### DATA PROVIDED ###
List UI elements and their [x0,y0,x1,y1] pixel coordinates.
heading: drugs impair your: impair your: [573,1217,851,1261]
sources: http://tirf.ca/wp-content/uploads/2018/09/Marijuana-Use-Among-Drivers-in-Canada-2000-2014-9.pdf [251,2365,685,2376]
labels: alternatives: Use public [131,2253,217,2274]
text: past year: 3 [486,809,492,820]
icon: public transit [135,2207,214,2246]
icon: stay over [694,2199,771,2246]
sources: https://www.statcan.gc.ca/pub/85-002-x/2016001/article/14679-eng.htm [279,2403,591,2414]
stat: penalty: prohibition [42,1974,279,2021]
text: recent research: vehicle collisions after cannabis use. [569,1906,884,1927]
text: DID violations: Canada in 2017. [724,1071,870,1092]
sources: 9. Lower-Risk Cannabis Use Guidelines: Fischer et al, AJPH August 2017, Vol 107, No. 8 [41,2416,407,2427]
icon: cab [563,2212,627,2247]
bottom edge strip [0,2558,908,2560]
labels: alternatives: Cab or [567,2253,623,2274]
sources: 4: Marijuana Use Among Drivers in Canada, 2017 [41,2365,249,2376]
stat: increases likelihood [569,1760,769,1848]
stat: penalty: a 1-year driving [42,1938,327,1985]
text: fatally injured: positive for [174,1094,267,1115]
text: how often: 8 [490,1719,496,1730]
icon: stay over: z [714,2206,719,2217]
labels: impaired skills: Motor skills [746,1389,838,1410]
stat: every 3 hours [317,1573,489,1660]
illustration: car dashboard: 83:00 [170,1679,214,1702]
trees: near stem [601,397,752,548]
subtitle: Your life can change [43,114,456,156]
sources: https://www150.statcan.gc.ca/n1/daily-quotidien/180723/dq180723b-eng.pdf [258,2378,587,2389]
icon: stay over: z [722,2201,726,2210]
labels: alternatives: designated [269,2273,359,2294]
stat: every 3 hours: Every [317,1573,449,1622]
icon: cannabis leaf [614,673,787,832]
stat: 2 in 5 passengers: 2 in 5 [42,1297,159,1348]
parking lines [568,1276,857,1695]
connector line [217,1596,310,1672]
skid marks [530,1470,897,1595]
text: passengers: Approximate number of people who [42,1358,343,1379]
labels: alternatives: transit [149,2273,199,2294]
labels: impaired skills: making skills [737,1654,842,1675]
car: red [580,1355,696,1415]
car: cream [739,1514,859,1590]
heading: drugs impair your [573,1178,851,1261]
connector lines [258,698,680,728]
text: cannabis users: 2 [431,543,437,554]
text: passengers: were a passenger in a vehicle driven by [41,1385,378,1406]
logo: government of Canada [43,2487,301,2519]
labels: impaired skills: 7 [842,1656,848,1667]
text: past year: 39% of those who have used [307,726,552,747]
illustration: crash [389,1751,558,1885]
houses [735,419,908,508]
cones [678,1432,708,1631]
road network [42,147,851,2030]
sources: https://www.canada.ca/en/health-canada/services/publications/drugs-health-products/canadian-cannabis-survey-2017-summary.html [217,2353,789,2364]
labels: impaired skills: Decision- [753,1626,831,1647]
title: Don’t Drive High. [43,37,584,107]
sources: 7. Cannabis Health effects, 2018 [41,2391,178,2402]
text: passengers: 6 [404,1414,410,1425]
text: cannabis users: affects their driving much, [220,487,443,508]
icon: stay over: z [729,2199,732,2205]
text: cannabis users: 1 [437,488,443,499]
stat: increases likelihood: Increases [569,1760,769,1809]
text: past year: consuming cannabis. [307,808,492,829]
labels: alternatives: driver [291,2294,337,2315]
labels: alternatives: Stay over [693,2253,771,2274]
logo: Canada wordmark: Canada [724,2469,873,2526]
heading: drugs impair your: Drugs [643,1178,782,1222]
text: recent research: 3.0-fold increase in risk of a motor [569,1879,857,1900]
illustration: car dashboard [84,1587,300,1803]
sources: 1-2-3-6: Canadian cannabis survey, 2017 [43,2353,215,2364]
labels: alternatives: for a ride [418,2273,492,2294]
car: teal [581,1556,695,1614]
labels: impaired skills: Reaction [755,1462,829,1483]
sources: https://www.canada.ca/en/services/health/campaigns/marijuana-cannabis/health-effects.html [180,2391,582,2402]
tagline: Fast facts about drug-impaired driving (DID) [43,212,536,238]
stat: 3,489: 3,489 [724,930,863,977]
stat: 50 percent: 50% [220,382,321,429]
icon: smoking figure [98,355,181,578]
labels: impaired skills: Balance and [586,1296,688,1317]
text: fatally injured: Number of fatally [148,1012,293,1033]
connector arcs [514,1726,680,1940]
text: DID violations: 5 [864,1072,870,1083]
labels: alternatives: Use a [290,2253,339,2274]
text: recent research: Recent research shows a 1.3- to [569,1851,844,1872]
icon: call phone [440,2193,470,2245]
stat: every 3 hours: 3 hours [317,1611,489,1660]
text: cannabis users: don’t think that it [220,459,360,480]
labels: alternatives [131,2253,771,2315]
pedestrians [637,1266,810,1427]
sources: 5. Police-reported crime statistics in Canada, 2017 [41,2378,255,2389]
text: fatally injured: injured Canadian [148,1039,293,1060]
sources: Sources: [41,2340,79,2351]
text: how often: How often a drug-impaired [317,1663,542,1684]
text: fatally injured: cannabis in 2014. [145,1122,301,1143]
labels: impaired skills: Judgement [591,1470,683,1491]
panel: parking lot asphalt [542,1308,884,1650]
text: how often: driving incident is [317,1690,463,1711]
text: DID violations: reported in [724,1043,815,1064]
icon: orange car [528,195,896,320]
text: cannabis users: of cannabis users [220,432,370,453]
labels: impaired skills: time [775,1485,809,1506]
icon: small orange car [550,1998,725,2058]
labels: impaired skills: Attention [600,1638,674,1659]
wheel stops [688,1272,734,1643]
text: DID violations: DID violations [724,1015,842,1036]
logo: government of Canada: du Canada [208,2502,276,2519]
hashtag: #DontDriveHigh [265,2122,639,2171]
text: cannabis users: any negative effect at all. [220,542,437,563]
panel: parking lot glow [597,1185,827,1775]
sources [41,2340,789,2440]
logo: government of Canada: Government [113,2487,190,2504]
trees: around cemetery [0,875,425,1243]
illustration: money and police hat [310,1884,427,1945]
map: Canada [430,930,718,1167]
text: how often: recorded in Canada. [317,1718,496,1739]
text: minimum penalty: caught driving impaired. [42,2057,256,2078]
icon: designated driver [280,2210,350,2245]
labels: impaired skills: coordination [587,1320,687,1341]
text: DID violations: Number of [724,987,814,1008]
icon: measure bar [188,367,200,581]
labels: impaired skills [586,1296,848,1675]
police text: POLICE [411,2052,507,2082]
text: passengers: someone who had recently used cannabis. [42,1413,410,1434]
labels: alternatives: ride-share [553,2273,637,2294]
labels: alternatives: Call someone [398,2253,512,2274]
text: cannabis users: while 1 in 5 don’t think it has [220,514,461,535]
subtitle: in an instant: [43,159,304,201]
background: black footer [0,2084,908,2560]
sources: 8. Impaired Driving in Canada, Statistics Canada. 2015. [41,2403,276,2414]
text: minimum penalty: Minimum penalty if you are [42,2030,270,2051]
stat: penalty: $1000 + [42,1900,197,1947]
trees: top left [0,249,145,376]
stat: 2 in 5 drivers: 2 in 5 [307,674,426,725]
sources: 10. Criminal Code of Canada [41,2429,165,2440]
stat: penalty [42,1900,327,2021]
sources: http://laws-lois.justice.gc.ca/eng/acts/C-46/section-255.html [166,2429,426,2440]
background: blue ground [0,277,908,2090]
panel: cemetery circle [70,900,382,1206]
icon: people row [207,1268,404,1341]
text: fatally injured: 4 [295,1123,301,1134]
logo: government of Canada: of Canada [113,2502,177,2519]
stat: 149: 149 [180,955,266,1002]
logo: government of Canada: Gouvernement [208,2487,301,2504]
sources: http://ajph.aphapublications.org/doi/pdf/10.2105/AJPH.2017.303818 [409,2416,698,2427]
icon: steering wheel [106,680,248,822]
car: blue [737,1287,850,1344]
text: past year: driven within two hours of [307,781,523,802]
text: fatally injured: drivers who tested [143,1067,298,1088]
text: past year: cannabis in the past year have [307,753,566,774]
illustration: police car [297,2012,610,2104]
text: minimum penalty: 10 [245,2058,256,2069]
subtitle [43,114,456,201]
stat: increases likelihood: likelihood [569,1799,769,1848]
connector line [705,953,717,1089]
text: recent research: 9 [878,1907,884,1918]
###
Rewrite the stretch from the start of the material through the line containing "icon: stay over: z [714,2206,719,2217]", swapping "alternatives" for "options" and keeping everything else the same.

## THE RESPONSE
List UI elements and their [x0,y0,x1,y1] pixel coordinates.
heading: drugs impair your: impair your: [573,1217,851,1261]
sources: http://tirf.ca/wp-content/uploads/2018/09/Marijuana-Use-Among-Drivers-in-Canada-2000-2014-9.pdf [251,2365,685,2376]
labels: options: Use public [131,2253,217,2274]
text: past year: 3 [486,809,492,820]
icon: public transit [135,2207,214,2246]
icon: stay over [694,2199,771,2246]
sources: https://www.statcan.gc.ca/pub/85-002-x/2016001/article/14679-eng.htm [279,2403,591,2414]
stat: penalty: prohibition [42,1974,279,2021]
text: recent research: vehicle collisions after cannabis use. [569,1906,884,1927]
text: DID violations: Canada in 2017. [724,1071,870,1092]
sources: 9. Lower-Risk Cannabis Use Guidelines: Fischer et al, AJPH August 2017, Vol 107, No. 8 [41,2416,407,2427]
icon: cab [563,2212,627,2247]
bottom edge strip [0,2558,908,2560]
labels: options: Cab or [567,2253,623,2274]
sources: 4: Marijuana Use Among Drivers in Canada, 2017 [41,2365,249,2376]
stat: increases likelihood [569,1760,769,1848]
stat: penalty: a 1-year driving [42,1938,327,1985]
text: fatally injured: positive for [174,1094,267,1115]
text: how often: 8 [490,1719,496,1730]
icon: stay over: z [714,2206,719,2217]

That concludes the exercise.